TASK INSTRUCTIONS:
Which lines contain the word "option"? Return each of them as written.
## Begin GIVEN ENTRIES
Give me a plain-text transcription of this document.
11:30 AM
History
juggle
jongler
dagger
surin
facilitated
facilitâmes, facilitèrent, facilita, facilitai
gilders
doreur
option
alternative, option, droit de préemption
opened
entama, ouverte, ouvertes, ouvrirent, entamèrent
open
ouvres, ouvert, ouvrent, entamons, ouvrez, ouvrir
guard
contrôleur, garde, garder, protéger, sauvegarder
## End GIVEN ENTRIES
## Begin GIVEN ENTRIES
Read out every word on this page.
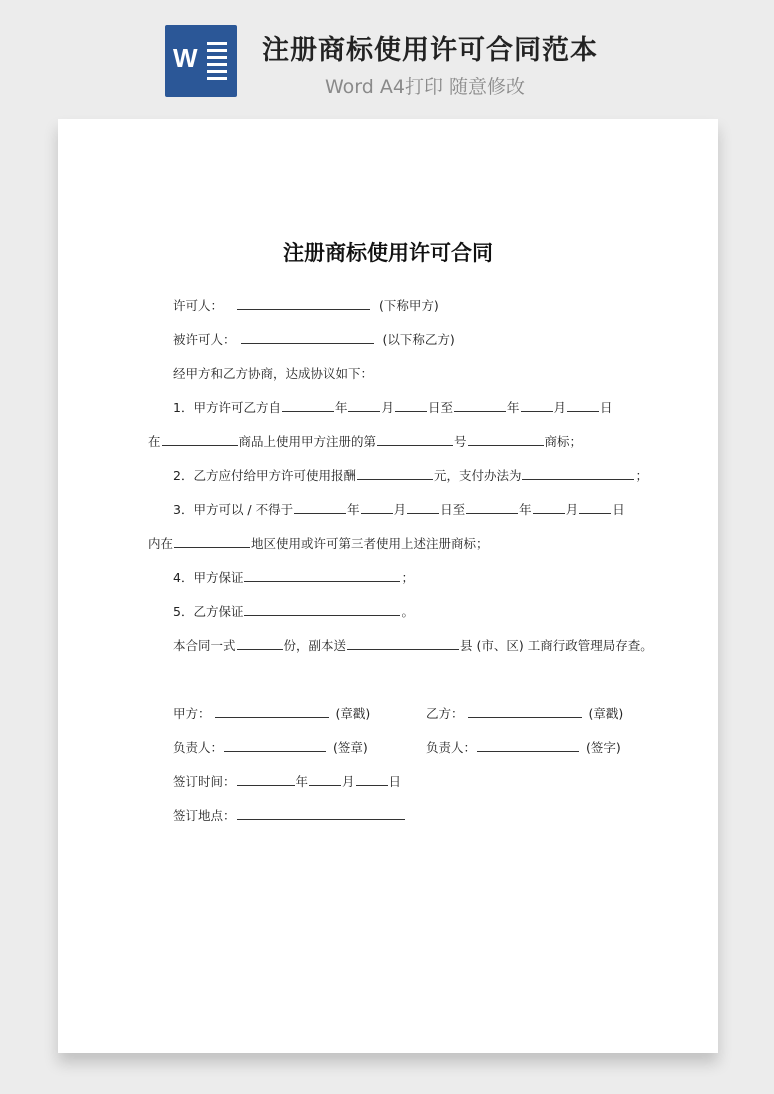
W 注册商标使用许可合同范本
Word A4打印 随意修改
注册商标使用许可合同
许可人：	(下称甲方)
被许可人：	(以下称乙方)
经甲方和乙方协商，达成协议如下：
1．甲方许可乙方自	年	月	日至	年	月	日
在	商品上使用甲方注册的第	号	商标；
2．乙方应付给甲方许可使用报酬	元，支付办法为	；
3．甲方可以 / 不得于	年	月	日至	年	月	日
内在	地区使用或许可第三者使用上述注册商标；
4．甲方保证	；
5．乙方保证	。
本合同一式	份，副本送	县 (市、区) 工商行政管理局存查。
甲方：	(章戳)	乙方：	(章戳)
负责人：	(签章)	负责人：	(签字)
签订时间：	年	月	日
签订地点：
## End GIVEN ENTRIES
## Begin GIVEN ENTRIES
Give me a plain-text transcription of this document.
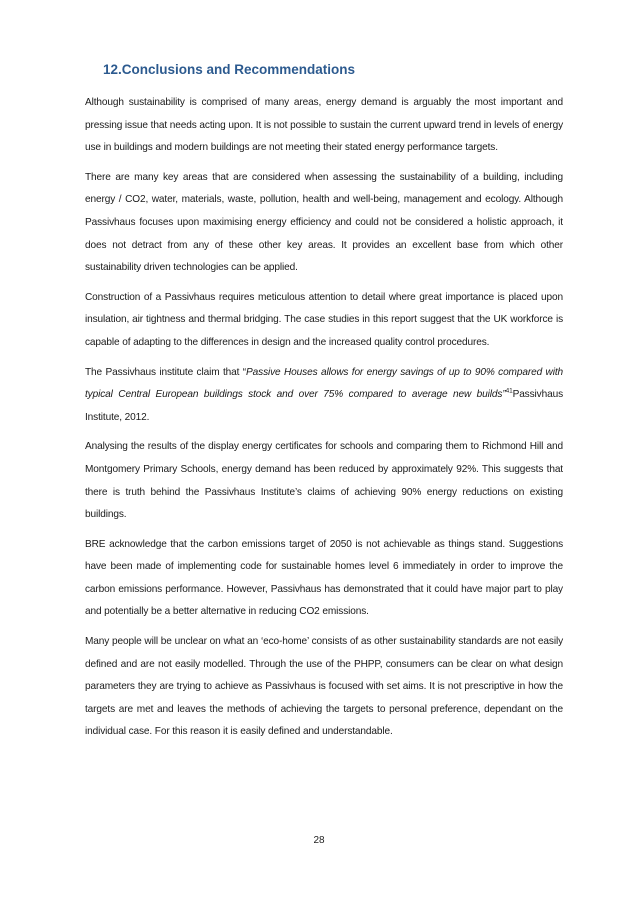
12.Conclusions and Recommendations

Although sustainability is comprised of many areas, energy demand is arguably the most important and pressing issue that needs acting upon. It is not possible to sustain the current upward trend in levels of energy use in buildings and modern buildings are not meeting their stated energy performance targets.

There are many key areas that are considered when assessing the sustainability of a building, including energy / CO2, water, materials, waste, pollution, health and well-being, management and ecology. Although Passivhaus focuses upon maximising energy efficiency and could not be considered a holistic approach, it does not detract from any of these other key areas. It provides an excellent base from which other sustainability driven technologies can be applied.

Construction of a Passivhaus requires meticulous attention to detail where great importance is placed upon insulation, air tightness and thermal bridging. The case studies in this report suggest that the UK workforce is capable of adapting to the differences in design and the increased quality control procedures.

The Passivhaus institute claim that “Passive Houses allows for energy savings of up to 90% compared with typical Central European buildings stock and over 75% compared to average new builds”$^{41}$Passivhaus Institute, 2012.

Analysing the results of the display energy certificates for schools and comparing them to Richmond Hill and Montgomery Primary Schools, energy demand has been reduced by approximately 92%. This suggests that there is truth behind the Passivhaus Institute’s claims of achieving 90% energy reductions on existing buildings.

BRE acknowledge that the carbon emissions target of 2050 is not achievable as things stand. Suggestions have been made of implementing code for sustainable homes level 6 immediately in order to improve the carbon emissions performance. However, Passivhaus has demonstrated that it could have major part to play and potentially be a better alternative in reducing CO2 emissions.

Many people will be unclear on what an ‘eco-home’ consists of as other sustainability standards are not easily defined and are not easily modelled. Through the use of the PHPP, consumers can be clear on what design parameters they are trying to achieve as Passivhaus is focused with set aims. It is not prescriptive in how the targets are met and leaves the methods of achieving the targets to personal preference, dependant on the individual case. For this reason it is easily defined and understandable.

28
## End GIVEN ENTRIES
RESULT OF THE EXERCISE:
option
alternative, option, droit de préemption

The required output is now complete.